Kazablanka’ya  indiğimizde yaklaşık 80 kişilik grubumuzu iki ayrı otobüse bindirdiler. 5 yıldızlı otellerde kalacaklar ile  4 yıldızlı otellerde kalacaklar diye ayırdılar grubu. Biz son dakikada katılanlar- dan olduğumuz için 4 yıldızlı grupta yer bulmuştuk. Otobüste grubumuzla tanıştık. Hayatımda hiç bu kadar  hetorejen  bir gezi grubuna rastlamamıştım. Türk seyahat şirketinin düzenlediği  turun katılımcılarının yarıya yakınının  Türkiye de  ikamet eden yabancılar  olduğunu öğrendik.   Kanadalısı, Amerikalısı, Çeki, Fransızı, genci, orta  yaşlısı,  ne istersen var. Ortak dil İngilizce. Kaderimizin oyununun devam ettiğini bir kere daha düşündük. Nerden bilebilirdik ki o grupla yaptığımız gezinin her anında kahkahanın patlayabileceğini. Bizim gruptaki neşeyi görünce diğer otobüsteki kişilerin  bize imrenip, tenzil-i yıldız isteyeceklerini kim tahmin edebilirdi ki. Tüm gezi boyunca hiç kimsenin tahmin edemeyeceği bir şekilde eğlenerek, gülerek dolaştık bu 40 benzemez  insanla.

Koleksiyon girdileri:
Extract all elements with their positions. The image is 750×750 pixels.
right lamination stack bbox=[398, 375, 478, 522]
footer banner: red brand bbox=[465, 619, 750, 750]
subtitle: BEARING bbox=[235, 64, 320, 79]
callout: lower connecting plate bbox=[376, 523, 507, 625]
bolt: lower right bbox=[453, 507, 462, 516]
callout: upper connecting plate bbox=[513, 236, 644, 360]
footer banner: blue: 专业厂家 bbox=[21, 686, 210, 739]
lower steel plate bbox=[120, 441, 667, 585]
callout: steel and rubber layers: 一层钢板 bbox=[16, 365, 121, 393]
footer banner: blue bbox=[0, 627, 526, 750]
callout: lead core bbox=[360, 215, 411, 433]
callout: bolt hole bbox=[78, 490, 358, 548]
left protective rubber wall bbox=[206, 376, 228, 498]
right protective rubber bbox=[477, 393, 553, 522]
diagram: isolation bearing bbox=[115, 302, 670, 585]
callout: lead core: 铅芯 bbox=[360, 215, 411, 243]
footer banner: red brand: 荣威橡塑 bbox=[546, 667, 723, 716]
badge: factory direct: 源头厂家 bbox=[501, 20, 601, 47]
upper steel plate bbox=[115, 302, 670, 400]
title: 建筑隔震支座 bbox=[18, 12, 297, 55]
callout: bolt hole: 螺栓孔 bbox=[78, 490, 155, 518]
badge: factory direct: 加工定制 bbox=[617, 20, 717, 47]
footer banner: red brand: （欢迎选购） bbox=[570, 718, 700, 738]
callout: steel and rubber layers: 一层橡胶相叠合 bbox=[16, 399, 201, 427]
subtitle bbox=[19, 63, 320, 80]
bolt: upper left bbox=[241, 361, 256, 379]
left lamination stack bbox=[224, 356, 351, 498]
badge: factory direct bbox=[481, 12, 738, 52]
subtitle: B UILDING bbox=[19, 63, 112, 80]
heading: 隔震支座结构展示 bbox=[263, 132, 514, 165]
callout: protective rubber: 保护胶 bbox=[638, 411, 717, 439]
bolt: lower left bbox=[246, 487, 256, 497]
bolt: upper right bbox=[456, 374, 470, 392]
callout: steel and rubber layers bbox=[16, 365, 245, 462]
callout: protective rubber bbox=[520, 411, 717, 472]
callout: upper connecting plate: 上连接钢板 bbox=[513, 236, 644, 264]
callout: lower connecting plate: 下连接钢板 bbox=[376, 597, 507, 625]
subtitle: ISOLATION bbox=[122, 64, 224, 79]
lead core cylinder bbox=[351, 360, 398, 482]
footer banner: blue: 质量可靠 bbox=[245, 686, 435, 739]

◆ **Görevler**:
a. Kazablanka gezisini anlatan metinde gezi grubundaki katılımcılar için sayılan milletlerin hepsini yazın.
b. Kazablanka gezisini anlatan metne göre aşağıdaki soruları cevaplayın.
(i) Kazablanka'ya inen grup yaklaşık kaç kişiliktir?
(ii) Gruptakilerin ortak dili hangisidir?
(iii) Anlatıcı ve yanındakiler kaç yıldızlı otellerde kalacak grupta yer bulmuştur?

◆ **Alıştırma cevapları**:
a. Kanadalı, Amerikalı, Çek, Fransız

b.
(i) Yaklaşık 80 kişilik.
(ii) İngilizce.
(iii) 4 yıldızlı otellerde kalacak grupta.